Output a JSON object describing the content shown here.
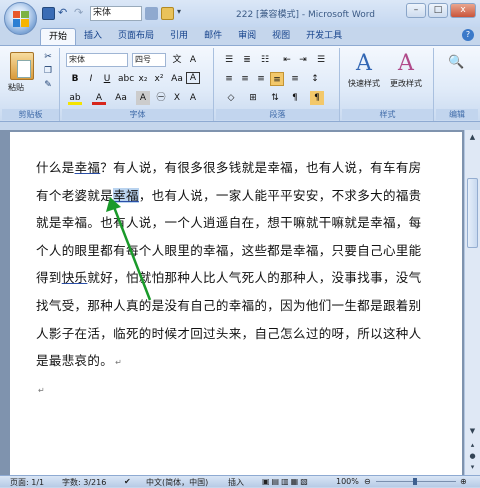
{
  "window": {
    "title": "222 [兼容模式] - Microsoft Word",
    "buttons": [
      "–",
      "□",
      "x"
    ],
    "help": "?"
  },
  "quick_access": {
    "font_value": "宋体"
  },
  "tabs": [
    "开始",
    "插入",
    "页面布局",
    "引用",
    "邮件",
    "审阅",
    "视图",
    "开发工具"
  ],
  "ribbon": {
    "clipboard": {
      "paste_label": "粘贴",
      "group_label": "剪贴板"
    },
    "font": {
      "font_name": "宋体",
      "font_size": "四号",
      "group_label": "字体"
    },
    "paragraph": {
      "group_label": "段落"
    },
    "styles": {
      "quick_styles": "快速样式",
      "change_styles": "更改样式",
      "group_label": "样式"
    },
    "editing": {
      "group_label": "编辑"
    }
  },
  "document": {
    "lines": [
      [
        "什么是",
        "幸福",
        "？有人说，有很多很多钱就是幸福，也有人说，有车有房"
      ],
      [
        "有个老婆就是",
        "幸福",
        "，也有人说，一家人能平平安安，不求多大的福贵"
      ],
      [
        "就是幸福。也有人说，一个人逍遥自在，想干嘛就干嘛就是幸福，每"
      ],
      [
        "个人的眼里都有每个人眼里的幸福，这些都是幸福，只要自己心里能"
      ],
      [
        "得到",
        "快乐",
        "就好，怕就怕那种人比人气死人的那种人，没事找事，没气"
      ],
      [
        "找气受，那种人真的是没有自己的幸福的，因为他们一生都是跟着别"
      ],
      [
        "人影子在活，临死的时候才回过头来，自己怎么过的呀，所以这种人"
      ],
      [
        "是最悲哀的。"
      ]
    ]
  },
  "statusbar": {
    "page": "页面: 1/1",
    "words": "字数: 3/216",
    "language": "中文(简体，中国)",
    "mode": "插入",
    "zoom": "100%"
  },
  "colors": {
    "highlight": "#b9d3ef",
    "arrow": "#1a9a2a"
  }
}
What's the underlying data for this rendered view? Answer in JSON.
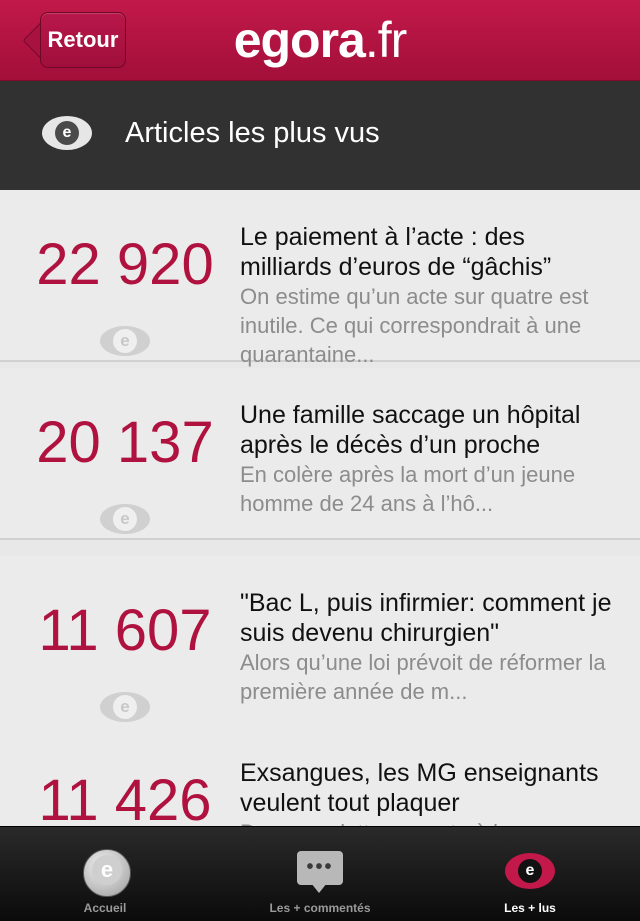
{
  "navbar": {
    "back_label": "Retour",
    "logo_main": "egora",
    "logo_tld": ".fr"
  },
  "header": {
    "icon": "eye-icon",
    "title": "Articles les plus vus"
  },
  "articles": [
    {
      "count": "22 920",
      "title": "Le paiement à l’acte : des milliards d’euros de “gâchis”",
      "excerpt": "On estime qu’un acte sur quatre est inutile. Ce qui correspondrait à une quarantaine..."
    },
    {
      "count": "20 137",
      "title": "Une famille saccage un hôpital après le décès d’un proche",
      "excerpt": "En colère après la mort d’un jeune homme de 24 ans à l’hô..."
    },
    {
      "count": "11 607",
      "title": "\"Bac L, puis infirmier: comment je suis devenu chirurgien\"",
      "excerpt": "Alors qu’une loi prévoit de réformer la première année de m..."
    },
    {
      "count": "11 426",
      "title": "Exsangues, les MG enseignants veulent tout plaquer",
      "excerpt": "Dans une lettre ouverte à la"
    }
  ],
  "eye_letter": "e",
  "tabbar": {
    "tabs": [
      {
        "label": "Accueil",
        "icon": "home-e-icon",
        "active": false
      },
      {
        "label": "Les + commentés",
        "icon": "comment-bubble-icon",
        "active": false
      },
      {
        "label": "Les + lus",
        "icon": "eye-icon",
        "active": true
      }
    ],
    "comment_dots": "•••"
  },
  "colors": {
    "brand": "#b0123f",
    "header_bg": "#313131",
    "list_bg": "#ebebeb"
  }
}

·····

Work out how many lines of the data hold the string "excerpt". Reply with that number alone.

4